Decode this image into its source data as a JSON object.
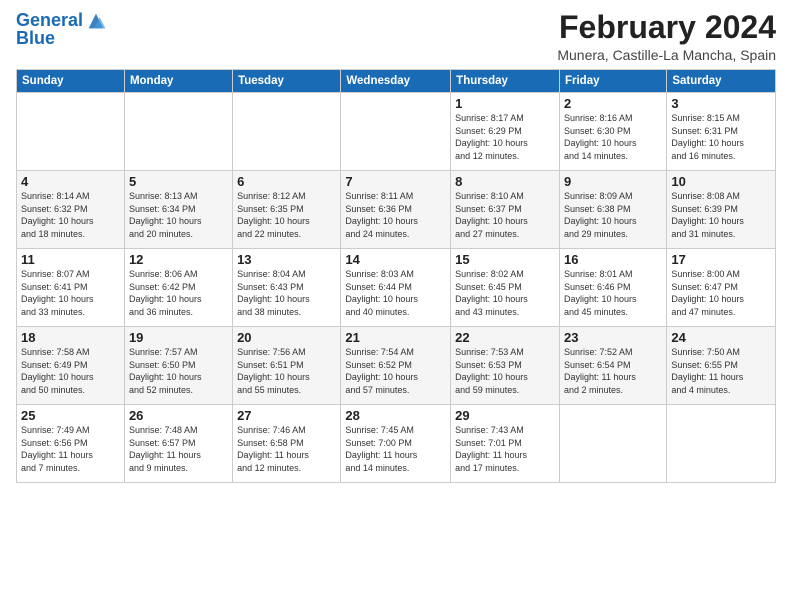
{
  "header": {
    "logo_line1": "General",
    "logo_line2": "Blue",
    "title": "February 2024",
    "subtitle": "Munera, Castille-La Mancha, Spain"
  },
  "weekdays": [
    "Sunday",
    "Monday",
    "Tuesday",
    "Wednesday",
    "Thursday",
    "Friday",
    "Saturday"
  ],
  "weeks": [
    [
      {
        "day": "",
        "info": ""
      },
      {
        "day": "",
        "info": ""
      },
      {
        "day": "",
        "info": ""
      },
      {
        "day": "",
        "info": ""
      },
      {
        "day": "1",
        "info": "Sunrise: 8:17 AM\nSunset: 6:29 PM\nDaylight: 10 hours\nand 12 minutes."
      },
      {
        "day": "2",
        "info": "Sunrise: 8:16 AM\nSunset: 6:30 PM\nDaylight: 10 hours\nand 14 minutes."
      },
      {
        "day": "3",
        "info": "Sunrise: 8:15 AM\nSunset: 6:31 PM\nDaylight: 10 hours\nand 16 minutes."
      }
    ],
    [
      {
        "day": "4",
        "info": "Sunrise: 8:14 AM\nSunset: 6:32 PM\nDaylight: 10 hours\nand 18 minutes."
      },
      {
        "day": "5",
        "info": "Sunrise: 8:13 AM\nSunset: 6:34 PM\nDaylight: 10 hours\nand 20 minutes."
      },
      {
        "day": "6",
        "info": "Sunrise: 8:12 AM\nSunset: 6:35 PM\nDaylight: 10 hours\nand 22 minutes."
      },
      {
        "day": "7",
        "info": "Sunrise: 8:11 AM\nSunset: 6:36 PM\nDaylight: 10 hours\nand 24 minutes."
      },
      {
        "day": "8",
        "info": "Sunrise: 8:10 AM\nSunset: 6:37 PM\nDaylight: 10 hours\nand 27 minutes."
      },
      {
        "day": "9",
        "info": "Sunrise: 8:09 AM\nSunset: 6:38 PM\nDaylight: 10 hours\nand 29 minutes."
      },
      {
        "day": "10",
        "info": "Sunrise: 8:08 AM\nSunset: 6:39 PM\nDaylight: 10 hours\nand 31 minutes."
      }
    ],
    [
      {
        "day": "11",
        "info": "Sunrise: 8:07 AM\nSunset: 6:41 PM\nDaylight: 10 hours\nand 33 minutes."
      },
      {
        "day": "12",
        "info": "Sunrise: 8:06 AM\nSunset: 6:42 PM\nDaylight: 10 hours\nand 36 minutes."
      },
      {
        "day": "13",
        "info": "Sunrise: 8:04 AM\nSunset: 6:43 PM\nDaylight: 10 hours\nand 38 minutes."
      },
      {
        "day": "14",
        "info": "Sunrise: 8:03 AM\nSunset: 6:44 PM\nDaylight: 10 hours\nand 40 minutes."
      },
      {
        "day": "15",
        "info": "Sunrise: 8:02 AM\nSunset: 6:45 PM\nDaylight: 10 hours\nand 43 minutes."
      },
      {
        "day": "16",
        "info": "Sunrise: 8:01 AM\nSunset: 6:46 PM\nDaylight: 10 hours\nand 45 minutes."
      },
      {
        "day": "17",
        "info": "Sunrise: 8:00 AM\nSunset: 6:47 PM\nDaylight: 10 hours\nand 47 minutes."
      }
    ],
    [
      {
        "day": "18",
        "info": "Sunrise: 7:58 AM\nSunset: 6:49 PM\nDaylight: 10 hours\nand 50 minutes."
      },
      {
        "day": "19",
        "info": "Sunrise: 7:57 AM\nSunset: 6:50 PM\nDaylight: 10 hours\nand 52 minutes."
      },
      {
        "day": "20",
        "info": "Sunrise: 7:56 AM\nSunset: 6:51 PM\nDaylight: 10 hours\nand 55 minutes."
      },
      {
        "day": "21",
        "info": "Sunrise: 7:54 AM\nSunset: 6:52 PM\nDaylight: 10 hours\nand 57 minutes."
      },
      {
        "day": "22",
        "info": "Sunrise: 7:53 AM\nSunset: 6:53 PM\nDaylight: 10 hours\nand 59 minutes."
      },
      {
        "day": "23",
        "info": "Sunrise: 7:52 AM\nSunset: 6:54 PM\nDaylight: 11 hours\nand 2 minutes."
      },
      {
        "day": "24",
        "info": "Sunrise: 7:50 AM\nSunset: 6:55 PM\nDaylight: 11 hours\nand 4 minutes."
      }
    ],
    [
      {
        "day": "25",
        "info": "Sunrise: 7:49 AM\nSunset: 6:56 PM\nDaylight: 11 hours\nand 7 minutes."
      },
      {
        "day": "26",
        "info": "Sunrise: 7:48 AM\nSunset: 6:57 PM\nDaylight: 11 hours\nand 9 minutes."
      },
      {
        "day": "27",
        "info": "Sunrise: 7:46 AM\nSunset: 6:58 PM\nDaylight: 11 hours\nand 12 minutes."
      },
      {
        "day": "28",
        "info": "Sunrise: 7:45 AM\nSunset: 7:00 PM\nDaylight: 11 hours\nand 14 minutes."
      },
      {
        "day": "29",
        "info": "Sunrise: 7:43 AM\nSunset: 7:01 PM\nDaylight: 11 hours\nand 17 minutes."
      },
      {
        "day": "",
        "info": ""
      },
      {
        "day": "",
        "info": ""
      }
    ]
  ]
}
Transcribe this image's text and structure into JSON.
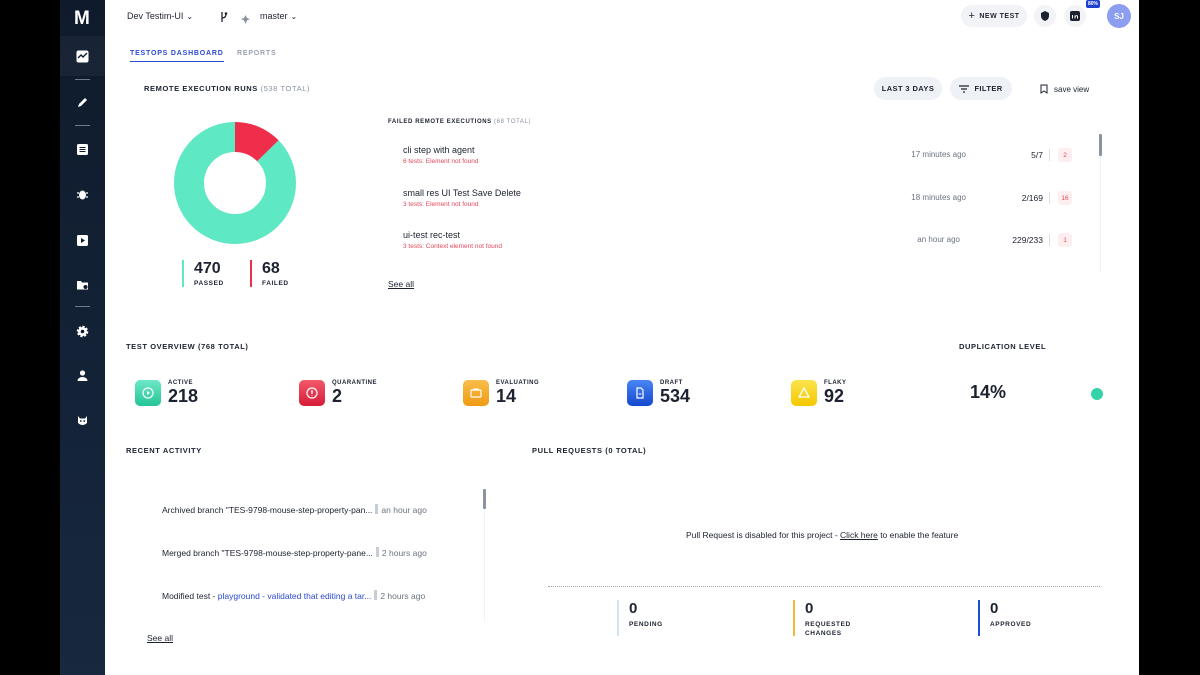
{
  "sidebar": {
    "logo": "M",
    "icons": [
      "activity-icon",
      "pencil-icon",
      "list-icon",
      "bug-icon",
      "play-icon",
      "folder-settings-icon",
      "gear-icon",
      "user-icon",
      "mask-icon"
    ]
  },
  "topbar": {
    "project": "Dev Testim-UI",
    "branch": "master",
    "new_test": "NEW TEST",
    "badge": "80%",
    "avatar": "SJ"
  },
  "tabs": [
    {
      "label": "TESTOPS DASHBOARD",
      "active": true
    },
    {
      "label": "REPORTS",
      "active": false
    }
  ],
  "remote_runs": {
    "title": "REMOTE EXECUTION RUNS",
    "total": "(538 TOTAL)",
    "last_days": "LAST 3 DAYS",
    "filter": "FILTER",
    "save_view": "save view",
    "passed": {
      "value": "470",
      "label": "PASSED",
      "count": 470
    },
    "failed": {
      "value": "68",
      "label": "FAILED",
      "count": 68
    }
  },
  "failed_executions": {
    "title": "FAILED REMOTE EXECUTIONS",
    "total": "(68 TOTAL)",
    "items": [
      {
        "name": "cli step with agent",
        "error": "6 tests: Element not found",
        "time": "17 minutes ago",
        "ratio": "5/7",
        "count": "2"
      },
      {
        "name": "small res UI Test Save Delete",
        "error": "3 tests: Element not found",
        "time": "18 minutes ago",
        "ratio": "2/169",
        "count": "16"
      },
      {
        "name": "ui-test rec-test",
        "error": "3 tests: Context element not found",
        "time": "an hour ago",
        "ratio": "229/233",
        "count": "1"
      }
    ],
    "see_all": "See all"
  },
  "overview": {
    "title": "TEST OVERVIEW",
    "total": "(768 TOTAL)",
    "duplication_title": "DUPLICATION LEVEL",
    "duplication_value": "14%",
    "items": [
      {
        "label": "ACTIVE",
        "value": "218",
        "color": "#2fd3a4"
      },
      {
        "label": "QUARANTINE",
        "value": "2",
        "color": "#e8334a"
      },
      {
        "label": "EVALUATING",
        "value": "14",
        "color": "#f5a623"
      },
      {
        "label": "DRAFT",
        "value": "534",
        "color": "#1e5fe0"
      },
      {
        "label": "FLAKY",
        "value": "92",
        "color": "#f7d21a"
      }
    ]
  },
  "activity": {
    "title": "RECENT ACTIVITY",
    "items": [
      {
        "text": "Archived branch \"TES-9798-mouse-step-property-pan...",
        "link": "",
        "ago": "an hour ago"
      },
      {
        "text": "Merged branch \"TES-9798-mouse-step-property-pane...",
        "link": "",
        "ago": "2 hours ago"
      },
      {
        "text": "Modified test - ",
        "link": "playground - validated that editing a tar...",
        "ago": "2 hours ago"
      }
    ],
    "see_all": "See all"
  },
  "pull_requests": {
    "title": "PULL REQUESTS",
    "total": "(0 TOTAL)",
    "message_before": "Pull Request is disabled for this project - ",
    "link": "Click here",
    "message_after": " to enable the feature",
    "stats": [
      {
        "value": "0",
        "label": "PENDING",
        "color": "#cfe3f0"
      },
      {
        "value": "0",
        "label": "REQUESTED CHANGES",
        "color": "#f2b63a"
      },
      {
        "value": "0",
        "label": "APPROVED",
        "color": "#1e4fd8"
      }
    ]
  },
  "colors": {
    "passed": "#5ee8c3",
    "failed": "#ee2e4a",
    "accent": "#2a4ad6"
  }
}
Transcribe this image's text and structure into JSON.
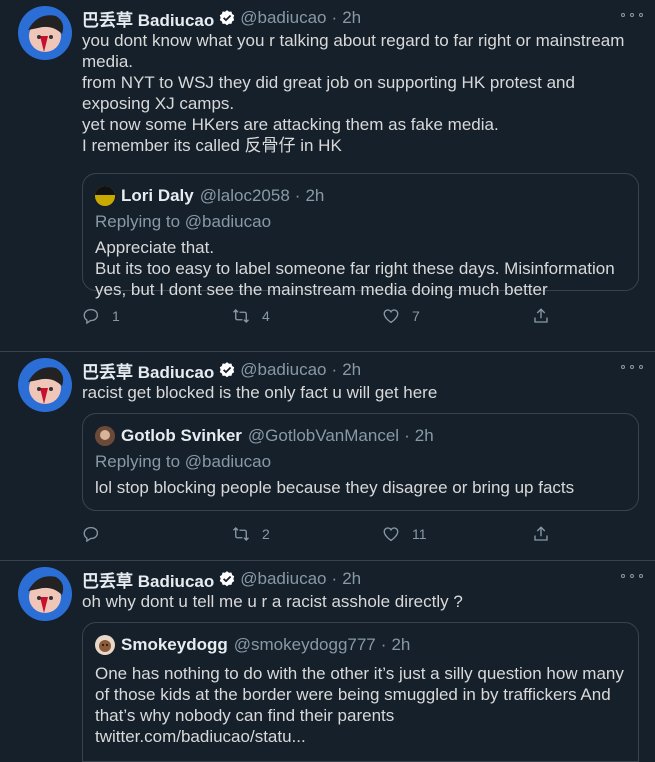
{
  "colors": {
    "background": "#15202b",
    "border": "#38444d",
    "muted": "#8899a6",
    "verified": "#ffffff"
  },
  "tweets": [
    {
      "name": "巴丢草 Badiucao",
      "handle": "@badiucao",
      "time": "2h",
      "text": "you dont know what you r talking about regard to far right or mainstream media.\nfrom NYT to WSJ they did great job on supporting HK protest and exposing XJ camps.\nyet now some HKers are attacking them as fake media.\nI remember its called 反骨仔 in HK",
      "quote": {
        "name": "Lori Daly",
        "handle": "@laloc2058",
        "time": "2h",
        "replying": "Replying to @badiucao",
        "text": "Appreciate that.\nBut its too easy to label someone far right these days. Misinformation yes, but I dont see the mainstream media doing much better"
      },
      "replies": "1",
      "retweets": "4",
      "likes": "7"
    },
    {
      "name": "巴丢草 Badiucao",
      "handle": "@badiucao",
      "time": "2h",
      "text": "racist get blocked is the only fact u will get here",
      "quote": {
        "name": "Gotlob Svinker",
        "handle": "@GotlobVanMancel",
        "time": "2h",
        "replying": "Replying to @badiucao",
        "text": "lol stop blocking people because they disagree or bring up facts"
      },
      "replies": "",
      "retweets": "2",
      "likes": "11"
    },
    {
      "name": "巴丢草 Badiucao",
      "handle": "@badiucao",
      "time": "2h",
      "text": "oh why dont u tell me u r a racist asshole directly ?",
      "quote": {
        "name": "Smokeydogg",
        "handle": "@smokeydogg777",
        "time": "2h",
        "text": "One has nothing to do with the other it’s just a silly question how many of those kids at the border were being smuggled in by traffickers And that’s why nobody can find their parents\ntwitter.com/badiucao/statu..."
      }
    }
  ]
}
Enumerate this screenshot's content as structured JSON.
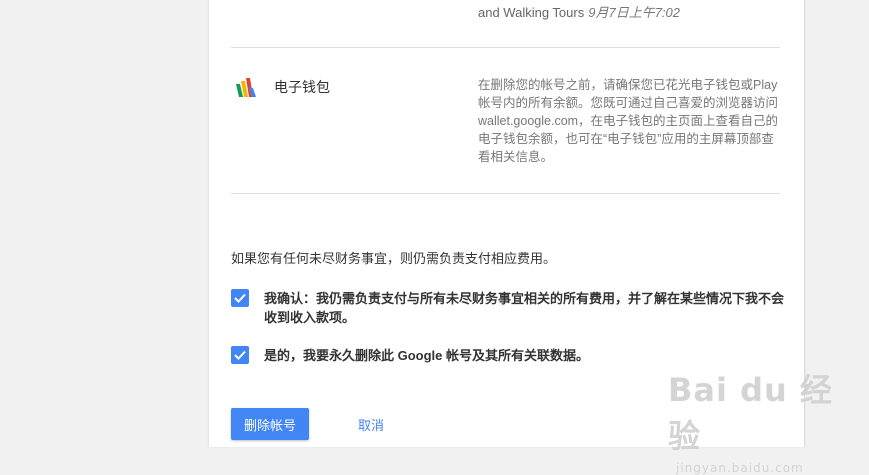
{
  "previous_item": {
    "text": "and Walking Tours",
    "timestamp": "9月7日上午7:02"
  },
  "service": {
    "icon": "google-wallet-icon",
    "name": "电子钱包",
    "description": "在删除您的帐号之前，请确保您已花光电子钱包或Play 帐号内的所有余额。您既可通过自己喜爱的浏览器访问 wallet.google.com，在电子钱包的主页面上查看自己的电子钱包余额，也可在“电子钱包”应用的主屏幕顶部查看相关信息。"
  },
  "notice": "如果您有任何未尽财务事宜，则仍需负责支付相应费用。",
  "confirmations": [
    {
      "label": "我确认：我仍需负责支付与所有未尽财务事宜相关的所有费用，并了解在某些情况下我不会收到收入款项。",
      "checked": true
    },
    {
      "label": "是的，我要永久删除此 Google 帐号及其所有关联数据。",
      "checked": true
    }
  ],
  "buttons": {
    "delete_label": "删除帐号",
    "cancel_label": "取消"
  },
  "watermark": {
    "brand": "Bai du 经验",
    "url": "jingyan.baidu.com"
  },
  "colors": {
    "accent": "#4285f4",
    "background": "#f1f1f1"
  }
}
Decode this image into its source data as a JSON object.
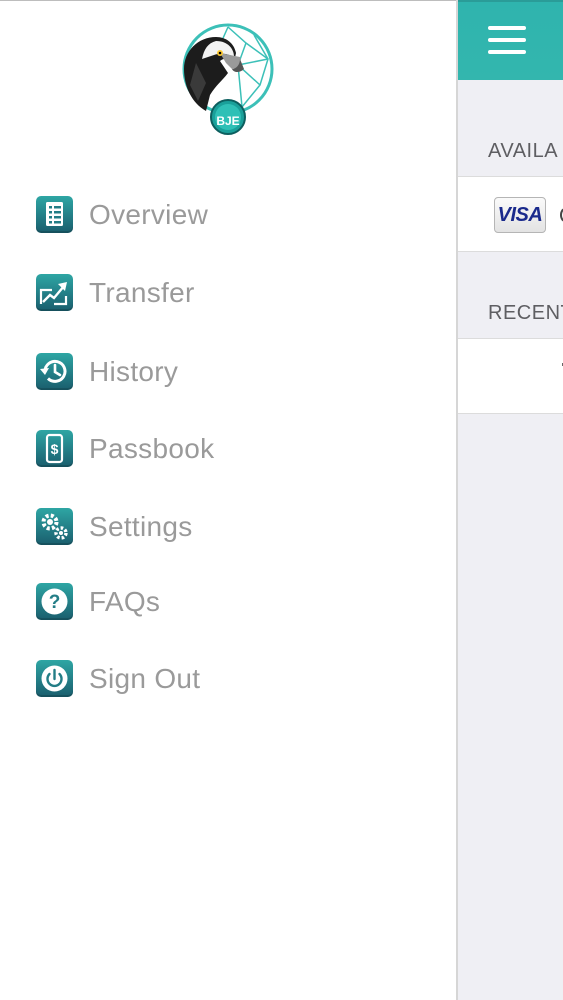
{
  "drawer": {
    "logo": {
      "badge_text": "BJE",
      "icon": "eagle-dreamcatcher-logo"
    },
    "menu": [
      {
        "label": "Overview",
        "icon": "document-list-icon"
      },
      {
        "label": "Transfer",
        "icon": "transfer-arrows-icon"
      },
      {
        "label": "History",
        "icon": "clock-history-icon"
      },
      {
        "label": "Passbook",
        "icon": "phone-dollar-icon"
      },
      {
        "label": "Settings",
        "icon": "gears-icon"
      },
      {
        "label": "FAQs",
        "icon": "question-icon"
      },
      {
        "label": "Sign Out",
        "icon": "power-icon"
      }
    ]
  },
  "main": {
    "available_label": "AVAILA",
    "card_brand": "VISA",
    "recent_label": "RECENT"
  },
  "colors": {
    "accent": "#33b6ae",
    "icon_top": "#2ea6a4",
    "icon_bottom": "#1a5e6d",
    "menu_text": "#9a9a9a",
    "panel_bg": "#efeff4"
  }
}
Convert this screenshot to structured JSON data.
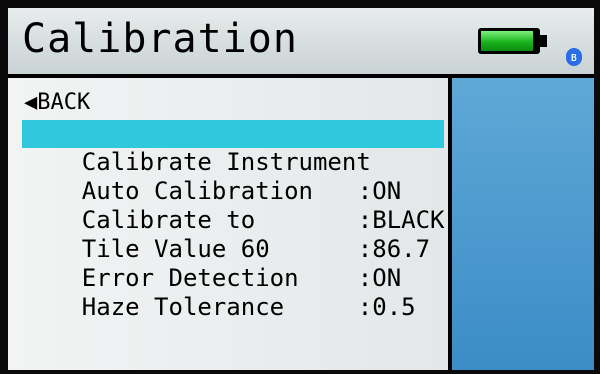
{
  "header": {
    "title": "Calibration",
    "battery_icon": "battery-full-icon",
    "bluetooth_icon": "bluetooth-icon"
  },
  "nav": {
    "back_label": "◀BACK"
  },
  "menu": {
    "items": [
      {
        "label": "Calibrate Instrument",
        "value": ""
      },
      {
        "label": "Auto Calibration",
        "value": ":ON"
      },
      {
        "label": "Calibrate to",
        "value": ":BLACK"
      },
      {
        "label": "Tile Value 60",
        "value": ":86.7"
      },
      {
        "label": "Error Detection",
        "value": ":ON"
      },
      {
        "label": "Haze Tolerance",
        "value": ":0.5"
      }
    ]
  },
  "colors": {
    "highlight": "#2fc8dd",
    "sidebar": "#4a9ad0",
    "battery": "#19b41c"
  }
}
+ + + + + + +
### TASK STATEMENT
How many lines in the records above contain the word "mainstream"? Give only the number.

### THE RESPONSE
2